» **DATA LISTING**
===

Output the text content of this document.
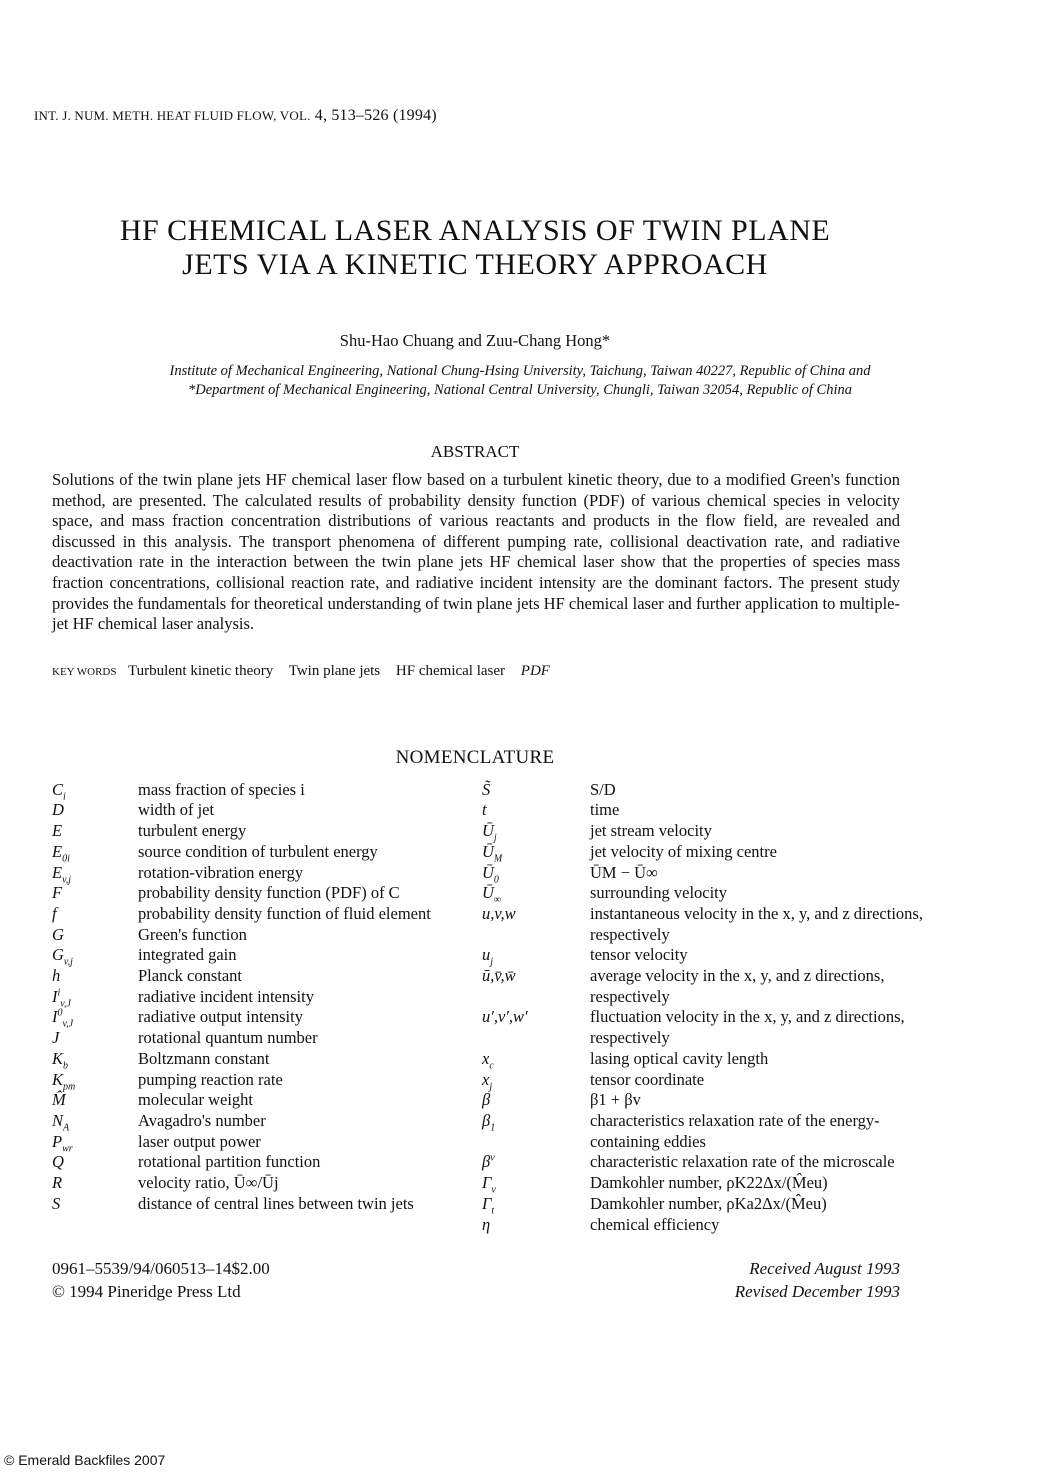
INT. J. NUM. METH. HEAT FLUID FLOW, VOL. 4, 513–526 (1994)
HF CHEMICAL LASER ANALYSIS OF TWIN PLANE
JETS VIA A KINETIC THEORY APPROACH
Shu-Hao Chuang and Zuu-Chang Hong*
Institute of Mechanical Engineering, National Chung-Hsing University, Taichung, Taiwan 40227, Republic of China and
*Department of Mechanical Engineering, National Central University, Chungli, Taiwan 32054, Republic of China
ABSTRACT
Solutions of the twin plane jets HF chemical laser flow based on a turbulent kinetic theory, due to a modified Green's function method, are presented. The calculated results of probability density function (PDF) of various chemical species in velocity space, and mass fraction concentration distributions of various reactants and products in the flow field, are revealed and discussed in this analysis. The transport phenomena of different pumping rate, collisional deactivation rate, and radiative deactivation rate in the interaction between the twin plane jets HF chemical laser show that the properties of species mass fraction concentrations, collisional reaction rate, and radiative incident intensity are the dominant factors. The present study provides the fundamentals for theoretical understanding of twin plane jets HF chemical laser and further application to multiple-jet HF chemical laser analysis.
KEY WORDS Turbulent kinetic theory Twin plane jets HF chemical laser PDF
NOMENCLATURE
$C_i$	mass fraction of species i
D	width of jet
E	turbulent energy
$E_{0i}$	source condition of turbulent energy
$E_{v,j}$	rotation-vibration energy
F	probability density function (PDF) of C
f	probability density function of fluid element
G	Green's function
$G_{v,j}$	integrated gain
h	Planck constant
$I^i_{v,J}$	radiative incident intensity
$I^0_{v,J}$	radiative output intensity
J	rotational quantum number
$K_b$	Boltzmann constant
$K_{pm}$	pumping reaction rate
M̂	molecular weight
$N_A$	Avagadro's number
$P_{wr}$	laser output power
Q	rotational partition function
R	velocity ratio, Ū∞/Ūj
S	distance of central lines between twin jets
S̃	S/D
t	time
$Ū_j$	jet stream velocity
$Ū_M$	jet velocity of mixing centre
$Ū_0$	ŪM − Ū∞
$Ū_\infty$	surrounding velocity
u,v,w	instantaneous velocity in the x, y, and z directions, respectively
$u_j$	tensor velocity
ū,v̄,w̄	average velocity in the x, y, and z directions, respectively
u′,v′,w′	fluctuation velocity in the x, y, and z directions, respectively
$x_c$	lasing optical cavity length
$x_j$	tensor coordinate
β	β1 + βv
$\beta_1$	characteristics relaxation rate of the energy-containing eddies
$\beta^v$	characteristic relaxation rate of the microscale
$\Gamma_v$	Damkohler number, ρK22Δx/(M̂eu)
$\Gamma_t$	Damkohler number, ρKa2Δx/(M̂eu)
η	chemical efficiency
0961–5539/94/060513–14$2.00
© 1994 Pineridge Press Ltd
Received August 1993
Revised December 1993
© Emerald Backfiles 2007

===

» **TASK DIRECTIONS**
Excluding the pictures, reproduce every entry exactly as given.

» **TASK SOLUTION**
Output the text content of this document.
INT. J. NUM. METH. HEAT FLUID FLOW, VOL. 4, 513–526 (1994)
HF CHEMICAL LASER ANALYSIS OF TWIN PLANE
JETS VIA A KINETIC THEORY APPROACH
Shu-Hao Chuang and Zuu-Chang Hong*
Institute of Mechanical Engineering, National Chung-Hsing University, Taichung, Taiwan 40227, Republic of China and
*Department of Mechanical Engineering, National Central University, Chungli, Taiwan 32054, Republic of China
ABSTRACT
Solutions of the twin plane jets HF chemical laser flow based on a turbulent kinetic theory, due to a modified Green's function method, are presented. The calculated results of probability density function (PDF) of various chemical species in velocity space, and mass fraction concentration distributions of various reactants and products in the flow field, are revealed and discussed in this analysis. The transport phenomena of different pumping rate, collisional deactivation rate, and radiative deactivation rate in the interaction between the twin plane jets HF chemical laser show that the properties of species mass fraction concentrations, collisional reaction rate, and radiative incident intensity are the dominant factors. The present study provides the fundamentals for theoretical understanding of twin plane jets HF chemical laser and further application to multiple-jet HF chemical laser analysis.
KEY WORDS Turbulent kinetic theory Twin plane jets HF chemical laser PDF
NOMENCLATURE
$C_i$	mass fraction of species i
D	width of jet
E	turbulent energy
$E_{0i}$	source condition of turbulent energy
$E_{v,j}$	rotation-vibration energy
F	probability density function (PDF) of C
f	probability density function of fluid element
G	Green's function
$G_{v,j}$	integrated gain
h	Planck constant
$I^i_{v,J}$	radiative incident intensity
$I^0_{v,J}$	radiative output intensity
J	rotational quantum number
$K_b$	Boltzmann constant
$K_{pm}$	pumping reaction rate
M̂	molecular weight
$N_A$	Avagadro's number
$P_{wr}$	laser output power
Q	rotational partition function
R	velocity ratio, Ū∞/Ūj
S	distance of central lines between twin jets
S̃	S/D
t	time
$Ū_j$	jet stream velocity
$Ū_M$	jet velocity of mixing centre
$Ū_0$	ŪM − Ū∞
$Ū_\infty$	surrounding velocity
u,v,w	instantaneous velocity in the x, y, and z directions, respectively
$u_j$	tensor velocity
ū,v̄,w̄	average velocity in the x, y, and z directions, respectively
u′,v′,w′	fluctuation velocity in the x, y, and z directions, respectively
$x_c$	lasing optical cavity length
$x_j$	tensor coordinate
β	β1 + βv
$\beta_1$	characteristics relaxation rate of the energy-containing eddies
$\beta^v$	characteristic relaxation rate of the microscale
$\Gamma_v$	Damkohler number, ρK22Δx/(M̂eu)
$\Gamma_t$	Damkohler number, ρKa2Δx/(M̂eu)
η	chemical efficiency
0961–5539/94/060513–14$2.00
© 1994 Pineridge Press Ltd
Received August 1993
Revised December 1993
© Emerald Backfiles 2007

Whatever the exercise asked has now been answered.